=== Excerpt to read ===

China on Thursday urged the US to stop tapping phones, monitoring, spying and launching cyber attacks on China and other countries, after WikiLeaks released what it called data on hacking carried out by the Central Intelligence Agency. Chinese Foreign Ministry spokesperson Geng Shuang said during a press conference that China is concerned about the situation and warned that Beijing will firmly safeguard its own cyber security, reported Efe news.
China "is ready to enhance dialogue and cooperation with the international community to formulate a set of international rules on cyberspace acceptable to all parties under the UN framework", said Geng. Wikileaks, led by Australia's Julian Assange, said that its "Vault 7" series, released with the chapter "Year Zero" covering the period 2013 to 2016 with 8,761 documents, is the biggest intelligence data leak in history.
The documents explain how the CIA is capable of intercepting WhatsApp or Sina Weibo -- Chinese equivalent of Twitter -- messages and use methods to blame other countries for digital spying, according to the report. The Chinese response to the WikiLeaks release coincided with Beijing's reaction to the latest global human rights report published annually by the US in which Washington criticised the situation in China.
China, in its counter-report, accused the US of considering itself to be the human rights judge while ignoring its own domestic issues. The Beijing report was released a week after the US report, in which Chinese authorities are accused of serious human rights violations, including the suppression of dissent, forced confessions by detainees, and the torture and harassment of media, dissidents, activists and lawyers.
The Chinese document, according to the report, also denounced America's "discriminatory behaviour towards minorities", the worst wage gap between the blacks and the whites in four decades alongside the growing marginalisation of Muslim communities.

===

_Instructions_:
A - Name every activity that, according to the news report, China urged the US to stop.
B - Reproduce everything in the news report from "The Chinese document, according" down to "of Muslim communities.".

=== The data ===

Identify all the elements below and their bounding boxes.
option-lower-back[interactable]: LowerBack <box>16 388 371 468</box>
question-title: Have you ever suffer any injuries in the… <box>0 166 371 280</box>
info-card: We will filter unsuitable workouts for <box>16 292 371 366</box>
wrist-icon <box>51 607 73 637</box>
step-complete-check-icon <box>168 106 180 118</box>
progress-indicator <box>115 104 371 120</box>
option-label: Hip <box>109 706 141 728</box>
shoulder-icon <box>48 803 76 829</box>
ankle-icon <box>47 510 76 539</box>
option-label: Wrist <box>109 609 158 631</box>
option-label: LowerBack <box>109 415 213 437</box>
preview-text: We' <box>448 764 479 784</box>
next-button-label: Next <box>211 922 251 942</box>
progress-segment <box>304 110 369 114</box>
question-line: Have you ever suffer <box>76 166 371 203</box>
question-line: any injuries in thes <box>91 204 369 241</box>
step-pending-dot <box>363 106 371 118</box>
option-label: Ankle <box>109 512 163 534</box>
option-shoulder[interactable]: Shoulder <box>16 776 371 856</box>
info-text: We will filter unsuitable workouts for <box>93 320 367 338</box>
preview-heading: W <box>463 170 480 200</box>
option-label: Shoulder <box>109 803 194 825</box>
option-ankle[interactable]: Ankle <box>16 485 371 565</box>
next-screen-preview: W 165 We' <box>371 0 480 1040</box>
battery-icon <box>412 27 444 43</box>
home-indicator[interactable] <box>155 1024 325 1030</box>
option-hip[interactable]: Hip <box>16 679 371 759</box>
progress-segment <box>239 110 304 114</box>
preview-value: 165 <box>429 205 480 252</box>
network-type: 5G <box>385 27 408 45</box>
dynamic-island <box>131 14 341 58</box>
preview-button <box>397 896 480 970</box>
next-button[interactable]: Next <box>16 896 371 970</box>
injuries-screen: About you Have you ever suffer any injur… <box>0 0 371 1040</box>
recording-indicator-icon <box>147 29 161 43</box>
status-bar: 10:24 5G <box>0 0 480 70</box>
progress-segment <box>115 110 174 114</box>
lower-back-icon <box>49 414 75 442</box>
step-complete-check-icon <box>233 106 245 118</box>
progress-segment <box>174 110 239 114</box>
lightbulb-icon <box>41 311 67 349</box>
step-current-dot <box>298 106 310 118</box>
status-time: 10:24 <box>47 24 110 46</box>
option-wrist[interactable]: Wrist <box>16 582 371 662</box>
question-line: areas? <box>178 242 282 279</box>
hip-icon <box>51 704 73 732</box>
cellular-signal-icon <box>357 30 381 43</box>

===

_Solution set_:
A -
- tapping phones
- monitoring
- spying
- launching cyber attacks

B -
The Chinese document, according to the report, also denounced America's "discriminatory behaviour towards minorities", the worst wage gap between the blacks and the whites in four decades alongside the growing marginalisation of Muslim communities.